• _DATA FOR PROCESSING_

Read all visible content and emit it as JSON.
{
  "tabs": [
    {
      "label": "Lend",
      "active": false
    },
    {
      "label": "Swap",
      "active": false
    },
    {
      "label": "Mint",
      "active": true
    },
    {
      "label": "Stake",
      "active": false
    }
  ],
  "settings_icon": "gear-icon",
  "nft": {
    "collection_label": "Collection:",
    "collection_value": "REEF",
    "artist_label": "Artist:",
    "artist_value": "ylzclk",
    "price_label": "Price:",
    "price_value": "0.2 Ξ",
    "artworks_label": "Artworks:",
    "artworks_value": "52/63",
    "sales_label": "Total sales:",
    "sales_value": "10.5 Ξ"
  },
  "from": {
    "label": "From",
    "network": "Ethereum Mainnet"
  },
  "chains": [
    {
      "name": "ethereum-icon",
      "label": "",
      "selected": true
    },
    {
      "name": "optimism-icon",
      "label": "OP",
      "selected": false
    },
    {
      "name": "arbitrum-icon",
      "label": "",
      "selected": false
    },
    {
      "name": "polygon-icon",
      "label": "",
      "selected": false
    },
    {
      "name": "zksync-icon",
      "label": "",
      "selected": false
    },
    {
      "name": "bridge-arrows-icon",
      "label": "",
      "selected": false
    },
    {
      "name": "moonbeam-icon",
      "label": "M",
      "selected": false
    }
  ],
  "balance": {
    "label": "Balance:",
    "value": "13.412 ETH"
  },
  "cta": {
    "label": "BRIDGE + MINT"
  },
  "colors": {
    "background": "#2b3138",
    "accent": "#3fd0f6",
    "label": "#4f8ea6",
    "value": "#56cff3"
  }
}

• _STATED GOAL_
For this exercise, gather every line of the data that contains the word "icon".

• _RESULT OF THIS EXERCISE_
  "settings_icon": "gear-icon",
      "name": "ethereum-icon",
      "name": "optimism-icon",
      "name": "arbitrum-icon",
      "name": "polygon-icon",
      "name": "zksync-icon",
      "name": "bridge-arrows-icon",
      "name": "moonbeam-icon",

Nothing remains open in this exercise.